**Written problem:** Edit the rows starting with the line with "Text: 3 mM (G3): 3 mM (G3) [432, 391, 473, 401]" and going on through the line with "(G16): 16 mM (G16) [346, 386, 373, 406]", replacing every "FancyBboxPatch shape" with "Rounded box" and leaving all else unchanged. Give those lines again.

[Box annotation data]
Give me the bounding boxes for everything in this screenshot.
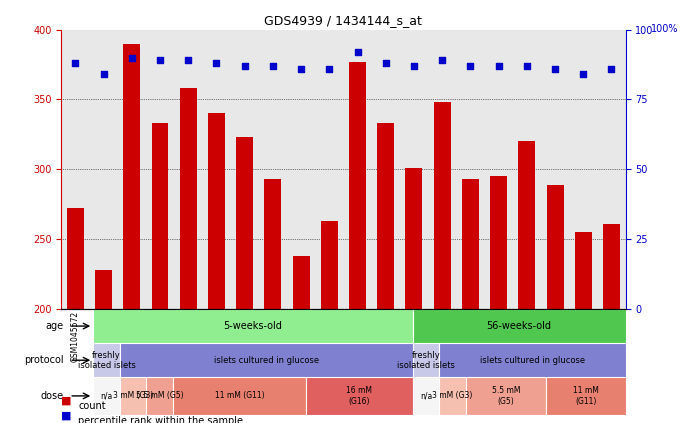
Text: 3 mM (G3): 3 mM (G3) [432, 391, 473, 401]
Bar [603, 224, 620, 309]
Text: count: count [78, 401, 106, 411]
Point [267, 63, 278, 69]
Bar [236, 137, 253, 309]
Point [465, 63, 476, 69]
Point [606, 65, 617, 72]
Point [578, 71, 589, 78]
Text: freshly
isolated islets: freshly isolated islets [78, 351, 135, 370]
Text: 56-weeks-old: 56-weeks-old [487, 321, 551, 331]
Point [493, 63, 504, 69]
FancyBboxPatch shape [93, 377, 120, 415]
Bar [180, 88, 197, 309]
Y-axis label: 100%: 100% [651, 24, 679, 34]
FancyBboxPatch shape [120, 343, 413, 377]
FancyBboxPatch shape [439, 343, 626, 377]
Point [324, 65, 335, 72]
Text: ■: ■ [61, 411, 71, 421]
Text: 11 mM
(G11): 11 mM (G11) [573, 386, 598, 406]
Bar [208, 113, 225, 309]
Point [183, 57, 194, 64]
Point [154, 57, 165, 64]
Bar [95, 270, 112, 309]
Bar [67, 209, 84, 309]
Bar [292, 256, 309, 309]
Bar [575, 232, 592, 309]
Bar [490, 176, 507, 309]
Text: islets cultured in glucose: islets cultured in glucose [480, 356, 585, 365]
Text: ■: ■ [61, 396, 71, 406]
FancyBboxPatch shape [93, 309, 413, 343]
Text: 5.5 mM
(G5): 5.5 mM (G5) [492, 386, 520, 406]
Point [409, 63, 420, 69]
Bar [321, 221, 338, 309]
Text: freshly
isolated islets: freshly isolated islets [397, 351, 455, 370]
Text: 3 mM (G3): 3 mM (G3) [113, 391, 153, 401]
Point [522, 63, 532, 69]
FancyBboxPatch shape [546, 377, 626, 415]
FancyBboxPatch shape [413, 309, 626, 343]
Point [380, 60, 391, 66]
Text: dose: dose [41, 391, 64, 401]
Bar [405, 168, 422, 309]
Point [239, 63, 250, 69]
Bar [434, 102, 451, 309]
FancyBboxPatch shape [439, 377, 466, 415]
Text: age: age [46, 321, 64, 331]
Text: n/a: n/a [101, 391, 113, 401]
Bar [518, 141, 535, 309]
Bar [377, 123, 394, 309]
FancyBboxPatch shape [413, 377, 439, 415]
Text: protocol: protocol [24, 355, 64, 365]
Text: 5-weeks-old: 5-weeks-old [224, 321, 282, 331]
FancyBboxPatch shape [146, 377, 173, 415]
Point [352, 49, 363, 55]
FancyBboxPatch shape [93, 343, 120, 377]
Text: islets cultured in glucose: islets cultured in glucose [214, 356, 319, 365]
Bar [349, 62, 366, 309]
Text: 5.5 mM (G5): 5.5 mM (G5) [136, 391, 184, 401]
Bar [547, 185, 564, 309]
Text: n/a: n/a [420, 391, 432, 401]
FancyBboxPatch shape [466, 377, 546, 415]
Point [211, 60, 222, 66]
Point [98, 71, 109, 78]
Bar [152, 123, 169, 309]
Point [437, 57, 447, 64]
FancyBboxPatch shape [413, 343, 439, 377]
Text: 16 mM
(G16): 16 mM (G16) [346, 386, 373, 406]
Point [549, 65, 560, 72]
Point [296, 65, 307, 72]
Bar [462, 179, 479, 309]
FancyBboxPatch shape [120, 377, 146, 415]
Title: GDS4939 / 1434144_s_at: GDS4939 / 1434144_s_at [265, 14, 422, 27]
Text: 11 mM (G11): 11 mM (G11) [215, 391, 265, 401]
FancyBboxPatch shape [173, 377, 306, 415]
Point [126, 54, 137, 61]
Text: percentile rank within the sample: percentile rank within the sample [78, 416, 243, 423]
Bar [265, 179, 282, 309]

**Solution to this task:**
Text: 3 mM (G3): 3 mM (G3) [432, 391, 473, 401]
Bar [603, 224, 620, 309]
Text: count: count [78, 401, 106, 411]
Point [267, 63, 278, 69]
Bar [236, 137, 253, 309]
Point [465, 63, 476, 69]
Point [606, 65, 617, 72]
Point [578, 71, 589, 78]
Text: freshly
isolated islets: freshly isolated islets [78, 351, 135, 370]
Text: 56-weeks-old: 56-weeks-old [487, 321, 551, 331]
Point [493, 63, 504, 69]
Rounded box [93, 377, 120, 415]
Bar [180, 88, 197, 309]
Y-axis label: 100%: 100% [651, 24, 679, 34]
Rounded box [120, 343, 413, 377]
Rounded box [439, 343, 626, 377]
Point [324, 65, 335, 72]
Text: ■: ■ [61, 411, 71, 421]
Text: 11 mM
(G11): 11 mM (G11) [573, 386, 598, 406]
Bar [208, 113, 225, 309]
Point [183, 57, 194, 64]
Point [154, 57, 165, 64]
Bar [95, 270, 112, 309]
Bar [67, 209, 84, 309]
Bar [292, 256, 309, 309]
Bar [575, 232, 592, 309]
Bar [490, 176, 507, 309]
Text: islets cultured in glucose: islets cultured in glucose [480, 356, 585, 365]
Text: ■: ■ [61, 396, 71, 406]
Rounded box [93, 309, 413, 343]
Text: 5.5 mM
(G5): 5.5 mM (G5) [492, 386, 520, 406]
Point [409, 63, 420, 69]
Bar [321, 221, 338, 309]
Text: freshly
isolated islets: freshly isolated islets [397, 351, 455, 370]
Text: 3 mM (G3): 3 mM (G3) [113, 391, 153, 401]
Point [522, 63, 532, 69]
Rounded box [546, 377, 626, 415]
Rounded box [413, 309, 626, 343]
Point [380, 60, 391, 66]
Text: dose: dose [41, 391, 64, 401]
Bar [405, 168, 422, 309]
Point [239, 63, 250, 69]
Bar [434, 102, 451, 309]
Rounded box [439, 377, 466, 415]
Text: age: age [46, 321, 64, 331]
Text: n/a: n/a [101, 391, 113, 401]
Bar [518, 141, 535, 309]
Bar [377, 123, 394, 309]
Rounded box [413, 377, 439, 415]
Text: protocol: protocol [24, 355, 64, 365]
Text: 5-weeks-old: 5-weeks-old [224, 321, 282, 331]
Rounded box [146, 377, 173, 415]
Point [352, 49, 363, 55]
Rounded box [93, 343, 120, 377]
Text: islets cultured in glucose: islets cultured in glucose [214, 356, 319, 365]
Bar [349, 62, 366, 309]
Text: 5.5 mM (G5): 5.5 mM (G5) [136, 391, 184, 401]
Bar [547, 185, 564, 309]
Text: n/a: n/a [420, 391, 432, 401]
Rounded box [466, 377, 546, 415]
Point [211, 60, 222, 66]
Point [98, 71, 109, 78]
Bar [152, 123, 169, 309]
Point [437, 57, 447, 64]
Rounded box [413, 343, 439, 377]
Text: 16 mM
(G16): 16 mM (G16) [346, 386, 373, 406]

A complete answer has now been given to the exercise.